> _THE TASK_
Return the records in full, exactly as given.

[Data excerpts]
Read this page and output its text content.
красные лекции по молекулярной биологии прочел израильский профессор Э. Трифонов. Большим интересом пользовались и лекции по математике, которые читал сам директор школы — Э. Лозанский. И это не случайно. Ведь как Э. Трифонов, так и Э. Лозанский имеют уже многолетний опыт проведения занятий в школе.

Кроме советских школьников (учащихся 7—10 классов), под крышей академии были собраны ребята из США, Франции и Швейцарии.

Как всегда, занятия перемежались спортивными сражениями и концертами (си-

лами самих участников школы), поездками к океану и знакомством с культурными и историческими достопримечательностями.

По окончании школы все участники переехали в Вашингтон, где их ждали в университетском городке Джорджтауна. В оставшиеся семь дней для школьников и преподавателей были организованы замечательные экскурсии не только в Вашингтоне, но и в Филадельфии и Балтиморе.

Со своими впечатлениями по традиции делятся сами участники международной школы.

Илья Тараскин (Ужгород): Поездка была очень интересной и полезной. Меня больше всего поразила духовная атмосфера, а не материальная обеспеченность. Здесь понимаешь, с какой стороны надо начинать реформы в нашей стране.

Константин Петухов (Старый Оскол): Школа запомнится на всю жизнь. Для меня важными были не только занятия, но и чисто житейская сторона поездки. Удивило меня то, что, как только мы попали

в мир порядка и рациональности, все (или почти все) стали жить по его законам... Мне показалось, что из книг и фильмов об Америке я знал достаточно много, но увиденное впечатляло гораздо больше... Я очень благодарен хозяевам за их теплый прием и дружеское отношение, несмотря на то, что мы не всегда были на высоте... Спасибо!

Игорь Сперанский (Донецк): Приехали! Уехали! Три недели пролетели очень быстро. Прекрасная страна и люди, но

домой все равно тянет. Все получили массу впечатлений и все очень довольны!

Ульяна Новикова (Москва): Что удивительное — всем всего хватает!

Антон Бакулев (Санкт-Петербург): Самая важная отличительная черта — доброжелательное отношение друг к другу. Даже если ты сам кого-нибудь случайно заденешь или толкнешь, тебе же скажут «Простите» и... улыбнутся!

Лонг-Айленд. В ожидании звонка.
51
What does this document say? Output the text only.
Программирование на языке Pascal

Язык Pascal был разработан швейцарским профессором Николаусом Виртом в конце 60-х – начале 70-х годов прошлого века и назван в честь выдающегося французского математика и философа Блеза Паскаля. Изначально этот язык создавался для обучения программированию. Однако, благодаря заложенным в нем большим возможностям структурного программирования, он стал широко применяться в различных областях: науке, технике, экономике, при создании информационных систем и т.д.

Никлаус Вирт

> _WORKED SOLUTION_
Read this page and output its text content.
красные лекции по молекулярной биологии прочел израильский профессор Э. Трифонов. Большим интересом пользовались и лекции по математике, которые читал сам директор школы — Э. Лозанский. И это не случайно. Ведь как Э. Трифонов, так и Э. Лозанский имеют уже многолетний опыт проведения занятий в школе.

Кроме советских школьников (учащихся 7—10 классов), под крышей академии были собраны ребята из США, Франции и Швейцарии.

Как всегда, занятия перемежались спортивными сражениями и концертами (си-

лами самих участников школы), поездками к океану и знакомством с культурными и историческими достопримечательностями.

По окончании школы все участники переехали в Вашингтон, где их ждали в университетском городке Джорджтауна. В оставшиеся семь дней для школьников и преподавателей были организованы замечательные экскурсии не только в Вашингтоне, но и в Филадельфии и Балтиморе.

Со своими впечатлениями по традиции делятся сами участники международной школы.

Илья Тараскин (Ужгород): Поездка была очень интересной и полезной. Меня больше всего поразила духовная атмосфера, а не материальная обеспеченность. Здесь понимаешь, с какой стороны надо начинать реформы в нашей стране.

Константин Петухов (Старый Оскол): Школа запомнится на всю жизнь. Для меня важными были не только занятия, но и чисто житейская сторона поездки. Удивило меня то, что, как только мы попали

в мир порядка и рациональности, все (или почти все) стали жить по его законам... Мне показалось, что из книг и фильмов об Америке я знал достаточно много, но увиденное впечатляло гораздо больше... Я очень благодарен хозяевам за их теплый прием и дружеское отношение, несмотря на то, что мы не всегда были на высоте... Спасибо!

Игорь Сперанский (Донецк): Приехали! Уехали! Три недели пролетели очень быстро. Прекрасная страна и люди, но

домой все равно тянет. Все получили массу впечатлений и все очень довольны!

Ульяна Новикова (Москва): Что удивительное — всем всего хватает!

Антон Бакулев (Санкт-Петербург): Самая важная отличительная черта — доброжелательное отношение друг к другу. Даже если ты сам кого-нибудь случайно заденешь или толкнешь, тебе же скажут «Простите» и... улыбнутся!

Лонг-Айленд. В ожидании звонка.
51
What does this document say? Output the text only.
Программирование на языке Pascal

Язык Pascal был разработан швейцарским профессором Николаусом Виртом в конце 60-х – начале 70-х годов прошлого века и назван в честь выдающегося французского математика и философа Блеза Паскаля. Изначально этот язык создавался для обучения программированию. Однако, благодаря заложенным в нем большим возможностям структурного программирования, он стал широко применяться в различных областях: науке, технике, экономике, при создании информационных систем и т.д.

Никлаус Вирт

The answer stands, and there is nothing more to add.